▶ [WHAT IS ASKED] In the entries below, identify every line with the string "image" and copy it.

(Data entries)
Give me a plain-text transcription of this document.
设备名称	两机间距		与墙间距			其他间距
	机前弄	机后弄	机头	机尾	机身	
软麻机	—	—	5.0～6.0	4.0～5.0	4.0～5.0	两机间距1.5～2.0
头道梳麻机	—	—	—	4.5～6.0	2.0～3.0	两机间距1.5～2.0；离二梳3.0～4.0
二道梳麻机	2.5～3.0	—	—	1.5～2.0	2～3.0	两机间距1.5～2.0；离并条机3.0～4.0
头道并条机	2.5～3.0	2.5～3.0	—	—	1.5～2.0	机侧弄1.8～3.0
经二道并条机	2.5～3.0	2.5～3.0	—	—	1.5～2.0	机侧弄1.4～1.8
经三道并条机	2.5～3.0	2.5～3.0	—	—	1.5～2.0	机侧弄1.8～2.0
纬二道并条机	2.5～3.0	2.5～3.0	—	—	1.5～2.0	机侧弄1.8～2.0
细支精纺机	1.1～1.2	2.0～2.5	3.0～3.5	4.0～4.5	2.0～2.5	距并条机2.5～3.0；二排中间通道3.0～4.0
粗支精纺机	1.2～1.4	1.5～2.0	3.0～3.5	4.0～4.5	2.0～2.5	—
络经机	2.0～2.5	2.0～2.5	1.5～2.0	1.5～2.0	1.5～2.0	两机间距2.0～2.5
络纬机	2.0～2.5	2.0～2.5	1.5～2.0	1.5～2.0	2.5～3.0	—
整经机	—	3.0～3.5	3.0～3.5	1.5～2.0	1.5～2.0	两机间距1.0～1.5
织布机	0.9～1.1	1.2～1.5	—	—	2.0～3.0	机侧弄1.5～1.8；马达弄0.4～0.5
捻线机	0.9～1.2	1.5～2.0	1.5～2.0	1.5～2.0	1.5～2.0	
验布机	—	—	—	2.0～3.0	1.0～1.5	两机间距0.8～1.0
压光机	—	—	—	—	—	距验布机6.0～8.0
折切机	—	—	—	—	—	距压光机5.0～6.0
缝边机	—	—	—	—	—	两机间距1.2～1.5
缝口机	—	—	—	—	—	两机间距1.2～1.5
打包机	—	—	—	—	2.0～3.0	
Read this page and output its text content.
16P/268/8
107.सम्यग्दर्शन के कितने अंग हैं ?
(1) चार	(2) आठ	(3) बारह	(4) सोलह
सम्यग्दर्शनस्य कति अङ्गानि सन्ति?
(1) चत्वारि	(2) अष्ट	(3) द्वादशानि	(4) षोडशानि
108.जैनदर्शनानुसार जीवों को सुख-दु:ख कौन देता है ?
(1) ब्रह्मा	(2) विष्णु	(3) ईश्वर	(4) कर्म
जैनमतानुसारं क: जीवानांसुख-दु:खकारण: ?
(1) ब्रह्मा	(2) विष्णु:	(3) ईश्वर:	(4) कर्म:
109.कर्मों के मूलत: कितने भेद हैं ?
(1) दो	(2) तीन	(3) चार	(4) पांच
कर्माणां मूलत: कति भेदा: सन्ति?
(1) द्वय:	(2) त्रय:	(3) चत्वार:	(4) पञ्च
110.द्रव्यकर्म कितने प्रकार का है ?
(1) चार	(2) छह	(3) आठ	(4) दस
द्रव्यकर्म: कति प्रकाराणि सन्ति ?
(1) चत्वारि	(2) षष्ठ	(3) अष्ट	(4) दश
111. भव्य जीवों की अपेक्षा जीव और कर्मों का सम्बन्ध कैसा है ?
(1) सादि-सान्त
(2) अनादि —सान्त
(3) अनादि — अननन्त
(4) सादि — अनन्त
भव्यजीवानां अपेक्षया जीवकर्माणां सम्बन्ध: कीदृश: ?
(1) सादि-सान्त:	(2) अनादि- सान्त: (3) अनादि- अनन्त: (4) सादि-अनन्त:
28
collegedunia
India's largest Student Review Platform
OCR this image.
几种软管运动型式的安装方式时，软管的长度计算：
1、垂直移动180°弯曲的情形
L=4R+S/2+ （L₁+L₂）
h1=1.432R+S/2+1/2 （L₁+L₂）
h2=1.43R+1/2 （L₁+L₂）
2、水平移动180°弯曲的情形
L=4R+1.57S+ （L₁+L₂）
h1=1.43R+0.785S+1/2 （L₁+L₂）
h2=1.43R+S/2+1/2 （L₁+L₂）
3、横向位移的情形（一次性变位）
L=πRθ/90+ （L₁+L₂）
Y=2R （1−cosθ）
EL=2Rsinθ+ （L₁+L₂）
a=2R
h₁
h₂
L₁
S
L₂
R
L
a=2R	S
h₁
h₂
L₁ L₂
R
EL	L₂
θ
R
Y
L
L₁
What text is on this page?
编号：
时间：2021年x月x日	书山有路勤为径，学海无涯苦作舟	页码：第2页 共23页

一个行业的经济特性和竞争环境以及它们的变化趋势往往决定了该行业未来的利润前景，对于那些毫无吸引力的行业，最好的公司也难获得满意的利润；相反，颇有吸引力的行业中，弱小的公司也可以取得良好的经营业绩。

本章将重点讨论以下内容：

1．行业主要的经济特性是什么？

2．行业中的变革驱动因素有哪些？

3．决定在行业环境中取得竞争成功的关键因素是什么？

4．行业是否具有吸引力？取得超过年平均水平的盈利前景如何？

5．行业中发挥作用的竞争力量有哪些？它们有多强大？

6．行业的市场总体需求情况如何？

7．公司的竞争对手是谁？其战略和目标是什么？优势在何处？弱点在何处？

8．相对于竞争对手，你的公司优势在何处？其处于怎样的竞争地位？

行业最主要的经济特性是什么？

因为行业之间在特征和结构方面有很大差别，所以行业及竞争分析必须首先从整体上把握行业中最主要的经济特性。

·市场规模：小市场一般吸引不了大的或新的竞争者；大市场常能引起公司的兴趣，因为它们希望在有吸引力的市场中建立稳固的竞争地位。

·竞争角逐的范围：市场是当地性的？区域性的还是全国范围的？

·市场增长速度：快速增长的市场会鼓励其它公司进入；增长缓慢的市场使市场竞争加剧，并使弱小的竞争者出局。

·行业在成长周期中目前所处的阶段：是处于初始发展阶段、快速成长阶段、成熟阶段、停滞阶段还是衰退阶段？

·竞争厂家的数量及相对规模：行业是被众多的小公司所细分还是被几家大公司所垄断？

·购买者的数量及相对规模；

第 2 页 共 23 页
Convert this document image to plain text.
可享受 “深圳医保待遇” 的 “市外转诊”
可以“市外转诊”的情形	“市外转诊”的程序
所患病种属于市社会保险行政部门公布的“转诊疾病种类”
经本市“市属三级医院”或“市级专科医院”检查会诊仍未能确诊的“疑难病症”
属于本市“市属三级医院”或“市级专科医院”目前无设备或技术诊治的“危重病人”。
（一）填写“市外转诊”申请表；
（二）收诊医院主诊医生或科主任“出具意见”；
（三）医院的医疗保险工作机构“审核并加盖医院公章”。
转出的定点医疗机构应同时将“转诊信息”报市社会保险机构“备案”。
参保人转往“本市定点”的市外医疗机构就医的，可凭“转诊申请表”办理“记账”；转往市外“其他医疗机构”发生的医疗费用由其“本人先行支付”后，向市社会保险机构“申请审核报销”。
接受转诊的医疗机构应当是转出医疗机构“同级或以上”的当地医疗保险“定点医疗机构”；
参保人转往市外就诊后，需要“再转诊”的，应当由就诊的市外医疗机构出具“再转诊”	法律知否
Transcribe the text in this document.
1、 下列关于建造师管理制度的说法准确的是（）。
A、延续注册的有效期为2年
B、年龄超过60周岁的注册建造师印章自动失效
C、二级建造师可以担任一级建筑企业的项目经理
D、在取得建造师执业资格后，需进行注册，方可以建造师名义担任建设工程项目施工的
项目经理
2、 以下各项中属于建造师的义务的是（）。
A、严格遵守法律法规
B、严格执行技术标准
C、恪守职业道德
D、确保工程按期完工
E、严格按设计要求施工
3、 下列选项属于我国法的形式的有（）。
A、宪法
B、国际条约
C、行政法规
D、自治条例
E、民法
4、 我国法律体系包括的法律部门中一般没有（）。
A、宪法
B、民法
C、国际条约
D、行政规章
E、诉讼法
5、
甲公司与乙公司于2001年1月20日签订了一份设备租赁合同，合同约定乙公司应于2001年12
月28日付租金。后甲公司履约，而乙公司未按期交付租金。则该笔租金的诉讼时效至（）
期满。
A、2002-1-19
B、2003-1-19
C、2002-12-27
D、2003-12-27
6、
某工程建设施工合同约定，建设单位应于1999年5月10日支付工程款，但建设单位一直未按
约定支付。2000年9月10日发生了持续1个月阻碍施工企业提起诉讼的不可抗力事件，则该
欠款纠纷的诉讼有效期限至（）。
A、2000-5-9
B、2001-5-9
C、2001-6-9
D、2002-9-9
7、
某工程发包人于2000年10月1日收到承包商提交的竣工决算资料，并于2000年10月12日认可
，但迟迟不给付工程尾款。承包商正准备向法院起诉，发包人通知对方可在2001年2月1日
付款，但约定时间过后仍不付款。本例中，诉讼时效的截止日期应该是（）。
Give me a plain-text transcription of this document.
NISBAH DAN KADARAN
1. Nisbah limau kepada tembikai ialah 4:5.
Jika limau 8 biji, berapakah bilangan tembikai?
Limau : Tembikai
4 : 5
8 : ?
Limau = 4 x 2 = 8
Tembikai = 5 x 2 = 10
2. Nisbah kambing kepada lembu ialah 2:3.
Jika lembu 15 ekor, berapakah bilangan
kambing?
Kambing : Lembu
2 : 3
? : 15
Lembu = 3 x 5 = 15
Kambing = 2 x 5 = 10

▶ [RESPONSE BELOW]
OCR this image.
Convert this document image to plain text.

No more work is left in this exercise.